TASK TO CARRY OUT:
Without the pictures, output the records below word for word.

Dataset items:

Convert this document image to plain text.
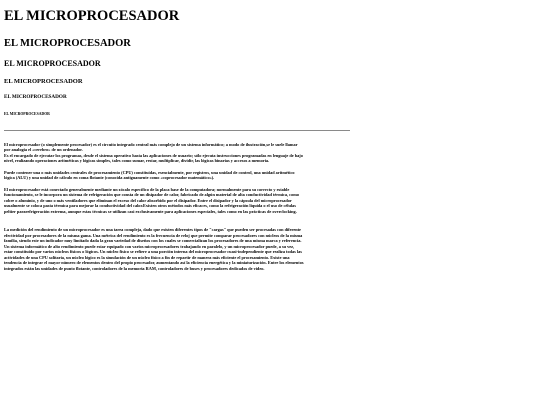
EL MICROPROCESADOR
EL MICROPROCESADOR
EL MICROPROCESADOR
EL MICROPROCESADOR
EL MICROPROCESADOR
EL MICROPROCESADOR

El microprocesador (o simplemente procesador) es el circuito integrado central más complejo de un sistema informático; a modo de ilustración,se le suele llamar por analogía el «cerebro» de un ordenador.

Es el encargado de ejecutar los programas, desde el sistema operativo hasta las aplicaciones de usuario; sólo ejecuta instrucciones programadas en lenguaje de bajo nivel, realizando operaciones aritméticas y lógicas simples, tales como sumar, restar, multiplicar, dividir, las lógicas binarias y accesos a memoria.

Puede contener una o más unidades centrales de procesamiento (CPU) constituidas, esencialmente, por registros, una unidad de control, una unidad aritmético lógica (ALU) y una unidad de cálculo en coma flotante (conocida antiguamente como «coprocesador matemático»).

El microprocesador está conectado generalmente mediante un zócalo específico de la placa base de la computadora; normalmente para su correcto y estable funcionamiento, se le incorpora un sistema de refrigeración que consta de un disipador de calor, fabricado de algún material de alta conductividad térmica, como cobre o aluminio, y de uno o más ventiladores que eliminan el exceso del calor absorbido por el disipador. Entre el disipador y la cápsula del microprocesador usualmente se coloca pasta térmica para mejorar la conductividad del calor.Existen otros métodos más eficaces, como la refrigeración líquida o el uso de células peltier pararefrigeración extrema, aunque estas técnicas se utilizan casi exclusivamente para aplicaciones especiales, tales como en las prácticas de overclocking.

La medición del rendimiento de un microprocesador es una tarea compleja, dado que existen diferentes tipos de "cargas" que pueden ser procesadas con diferente efectividad por procesadores de la misma gama. Una métrica del rendimiento es la frecuencia de reloj que permite comparar procesadores con núcleos de la misma familia, siendo este un indicador muy limitado dada la gran variedad de diseños con los cuales se comercializan los procesadores de una misma marca y referencia. Un sistema informático de alto rendimiento puede estar equipado con varios microprocesadores trabajando en paralelo, y un microprocesador puede, a su vez, estar constituido por varios núcleos físicos o lógicos. Un núcleo físico se refiere a una porción interna del microprocesador cuasi-independiente que realiza todas las actividades de una CPU solitaria, un núcleo lógico es la simulación de un núcleo físico a fin de repartir de manera más eficiente el procesamiento. Existe una tendencia de integrar el mayor número de elementos dentro del propio procesador, aumentando así la eficiencia energética y la miniaturización. Entre los elementos integrados están las unidades de punto flotante, controladores de la memoria RAM, controladores de buses y procesadores dedicados de vídeo.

COMPLETED EXERCISE:
Convert this document image to plain text.
EL MICROPROCESADOR
EL MICROPROCESADOR
EL MICROPROCESADOR
EL MICROPROCESADOR
EL MICROPROCESADOR
EL MICROPROCESADOR

El microprocesador (o simplemente procesador) es el circuito integrado central más complejo de un sistema informático; a modo de ilustración,se le suele llamar por analogía el «cerebro» de un ordenador.

Es el encargado de ejecutar los programas, desde el sistema operativo hasta las aplicaciones de usuario; sólo ejecuta instrucciones programadas en lenguaje de bajo nivel, realizando operaciones aritméticas y lógicas simples, tales como sumar, restar, multiplicar, dividir, las lógicas binarias y accesos a memoria.

Puede contener una o más unidades centrales de procesamiento (CPU) constituidas, esencialmente, por registros, una unidad de control, una unidad aritmético lógica (ALU) y una unidad de cálculo en coma flotante (conocida antiguamente como «coprocesador matemático»).

El microprocesador está conectado generalmente mediante un zócalo específico de la placa base de la computadora; normalmente para su correcto y estable funcionamiento, se le incorpora un sistema de refrigeración que consta de un disipador de calor, fabricado de algún material de alta conductividad térmica, como cobre o aluminio, y de uno o más ventiladores que eliminan el exceso del calor absorbido por el disipador. Entre el disipador y la cápsula del microprocesador usualmente se coloca pasta térmica para mejorar la conductividad del calor.Existen otros métodos más eficaces, como la refrigeración líquida o el uso de células peltier pararefrigeración extrema, aunque estas técnicas se utilizan casi exclusivamente para aplicaciones especiales, tales como en las prácticas de overclocking.

La medición del rendimiento de un microprocesador es una tarea compleja, dado que existen diferentes tipos de "cargas" que pueden ser procesadas con diferente efectividad por procesadores de la misma gama. Una métrica del rendimiento es la frecuencia de reloj que permite comparar procesadores con núcleos de la misma familia, siendo este un indicador muy limitado dada la gran variedad de diseños con los cuales se comercializan los procesadores de una misma marca y referencia. Un sistema informático de alto rendimiento puede estar equipado con varios microprocesadores trabajando en paralelo, y un microprocesador puede, a su vez, estar constituido por varios núcleos físicos o lógicos. Un núcleo físico se refiere a una porción interna del microprocesador cuasi-independiente que realiza todas las actividades de una CPU solitaria, un núcleo lógico es la simulación de un núcleo físico a fin de repartir de manera más eficiente el procesamiento. Existe una tendencia de integrar el mayor número de elementos dentro del propio procesador, aumentando así la eficiencia energética y la miniaturización. Entre los elementos integrados están las unidades de punto flotante, controladores de la memoria RAM, controladores de buses y procesadores dedicados de vídeo.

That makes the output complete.